(Part of a data file)
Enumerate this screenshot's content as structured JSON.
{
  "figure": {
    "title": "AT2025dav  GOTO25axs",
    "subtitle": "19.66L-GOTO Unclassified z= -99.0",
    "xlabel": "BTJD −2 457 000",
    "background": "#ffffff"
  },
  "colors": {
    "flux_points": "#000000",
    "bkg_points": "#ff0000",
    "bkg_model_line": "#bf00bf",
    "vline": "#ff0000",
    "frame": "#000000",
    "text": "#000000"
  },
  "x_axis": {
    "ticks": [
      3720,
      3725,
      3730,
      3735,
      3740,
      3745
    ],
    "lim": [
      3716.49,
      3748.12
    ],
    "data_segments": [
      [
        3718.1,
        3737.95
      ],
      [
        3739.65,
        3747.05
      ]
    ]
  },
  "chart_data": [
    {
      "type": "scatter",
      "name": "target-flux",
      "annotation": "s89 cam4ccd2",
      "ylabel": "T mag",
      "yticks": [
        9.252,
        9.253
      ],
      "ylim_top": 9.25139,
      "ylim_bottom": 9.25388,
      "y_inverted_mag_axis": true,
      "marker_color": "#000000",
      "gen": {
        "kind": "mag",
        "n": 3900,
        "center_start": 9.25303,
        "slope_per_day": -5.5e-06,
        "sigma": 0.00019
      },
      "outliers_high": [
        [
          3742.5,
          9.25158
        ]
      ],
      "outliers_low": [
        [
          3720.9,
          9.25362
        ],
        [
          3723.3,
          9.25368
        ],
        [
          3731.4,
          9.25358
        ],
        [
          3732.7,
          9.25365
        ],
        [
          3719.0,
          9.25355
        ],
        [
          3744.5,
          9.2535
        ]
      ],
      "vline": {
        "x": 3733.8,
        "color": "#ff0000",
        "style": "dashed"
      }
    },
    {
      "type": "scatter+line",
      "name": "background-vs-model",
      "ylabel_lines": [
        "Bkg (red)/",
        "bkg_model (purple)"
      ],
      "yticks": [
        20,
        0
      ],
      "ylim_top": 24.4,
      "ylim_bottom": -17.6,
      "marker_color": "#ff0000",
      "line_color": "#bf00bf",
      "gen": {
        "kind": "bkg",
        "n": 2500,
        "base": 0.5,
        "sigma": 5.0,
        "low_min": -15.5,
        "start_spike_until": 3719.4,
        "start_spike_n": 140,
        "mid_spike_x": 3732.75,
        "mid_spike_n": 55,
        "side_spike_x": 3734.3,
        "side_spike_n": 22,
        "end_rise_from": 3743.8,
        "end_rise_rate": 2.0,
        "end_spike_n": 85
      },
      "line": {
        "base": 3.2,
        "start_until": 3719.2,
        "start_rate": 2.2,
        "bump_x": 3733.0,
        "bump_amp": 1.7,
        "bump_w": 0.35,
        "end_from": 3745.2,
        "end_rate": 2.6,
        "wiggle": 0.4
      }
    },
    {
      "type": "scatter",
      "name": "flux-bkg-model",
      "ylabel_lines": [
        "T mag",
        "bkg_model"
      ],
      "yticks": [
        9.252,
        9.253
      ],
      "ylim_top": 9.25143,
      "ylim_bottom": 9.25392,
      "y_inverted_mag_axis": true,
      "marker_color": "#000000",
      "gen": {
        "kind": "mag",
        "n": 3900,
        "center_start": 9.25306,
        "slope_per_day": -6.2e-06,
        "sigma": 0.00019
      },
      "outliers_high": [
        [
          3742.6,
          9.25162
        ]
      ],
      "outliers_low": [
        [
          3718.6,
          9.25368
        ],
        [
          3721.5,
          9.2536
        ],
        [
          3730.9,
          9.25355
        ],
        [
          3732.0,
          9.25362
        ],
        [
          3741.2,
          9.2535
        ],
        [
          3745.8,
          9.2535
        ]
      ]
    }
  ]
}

• EXERCISE DESCRIPTION
Copy all of the data. Keep every word exactly as it is.

• COMPLETE ANSWER
Enumerate this screenshot's content as structured JSON.
{
  "figure": {
    "title": "AT2025dav  GOTO25axs",
    "subtitle": "19.66L-GOTO Unclassified z= -99.0",
    "xlabel": "BTJD −2 457 000",
    "background": "#ffffff"
  },
  "colors": {
    "flux_points": "#000000",
    "bkg_points": "#ff0000",
    "bkg_model_line": "#bf00bf",
    "vline": "#ff0000",
    "frame": "#000000",
    "text": "#000000"
  },
  "x_axis": {
    "ticks": [
      3720,
      3725,
      3730,
      3735,
      3740,
      3745
    ],
    "lim": [
      3716.49,
      3748.12
    ],
    "data_segments": [
      [
        3718.1,
        3737.95
      ],
      [
        3739.65,
        3747.05
      ]
    ]
  },
  "chart_data": [
    {
      "type": "scatter",
      "name": "target-flux",
      "annotation": "s89 cam4ccd2",
      "ylabel": "T mag",
      "yticks": [
        9.252,
        9.253
      ],
      "ylim_top": 9.25139,
      "ylim_bottom": 9.25388,
      "y_inverted_mag_axis": true,
      "marker_color": "#000000",
      "gen": {
        "kind": "mag",
        "n": 3900,
        "center_start": 9.25303,
        "slope_per_day": -5.5e-06,
        "sigma": 0.00019
      },
      "outliers_high": [
        [
          3742.5,
          9.25158
        ]
      ],
      "outliers_low": [
        [
          3720.9,
          9.25362
        ],
        [
          3723.3,
          9.25368
        ],
        [
          3731.4,
          9.25358
        ],
        [
          3732.7,
          9.25365
        ],
        [
          3719.0,
          9.25355
        ],
        [
          3744.5,
          9.2535
        ]
      ],
      "vline": {
        "x": 3733.8,
        "color": "#ff0000",
        "style": "dashed"
      }
    },
    {
      "type": "scatter+line",
      "name": "background-vs-model",
      "ylabel_lines": [
        "Bkg (red)/",
        "bkg_model (purple)"
      ],
      "yticks": [
        20,
        0
      ],
      "ylim_top": 24.4,
      "ylim_bottom": -17.6,
      "marker_color": "#ff0000",
      "line_color": "#bf00bf",
      "gen": {
        "kind": "bkg",
        "n": 2500,
        "base": 0.5,
        "sigma": 5.0,
        "low_min": -15.5,
        "start_spike_until": 3719.4,
        "start_spike_n": 140,
        "mid_spike_x": 3732.75,
        "mid_spike_n": 55,
        "side_spike_x": 3734.3,
        "side_spike_n": 22,
        "end_rise_from": 3743.8,
        "end_rise_rate": 2.0,
        "end_spike_n": 85
      },
      "line": {
        "base": 3.2,
        "start_until": 3719.2,
        "start_rate": 2.2,
        "bump_x": 3733.0,
        "bump_amp": 1.7,
        "bump_w": 0.35,
        "end_from": 3745.2,
        "end_rate": 2.6,
        "wiggle": 0.4
      }
    },
    {
      "type": "scatter",
      "name": "flux-bkg-model",
      "ylabel_lines": [
        "T mag",
        "bkg_model"
      ],
      "yticks": [
        9.252,
        9.253
      ],
      "ylim_top": 9.25143,
      "ylim_bottom": 9.25392,
      "y_inverted_mag_axis": true,
      "marker_color": "#000000",
      "gen": {
        "kind": "mag",
        "n": 3900,
        "center_start": 9.25306,
        "slope_per_day": -6.2e-06,
        "sigma": 0.00019
      },
      "outliers_high": [
        [
          3742.6,
          9.25162
        ]
      ],
      "outliers_low": [
        [
          3718.6,
          9.25368
        ],
        [
          3721.5,
          9.2536
        ],
        [
          3730.9,
          9.25355
        ],
        [
          3732.0,
          9.25362
        ],
        [
          3741.2,
          9.2535
        ],
        [
          3745.8,
          9.2535
        ]
      ]
    }
  ]
}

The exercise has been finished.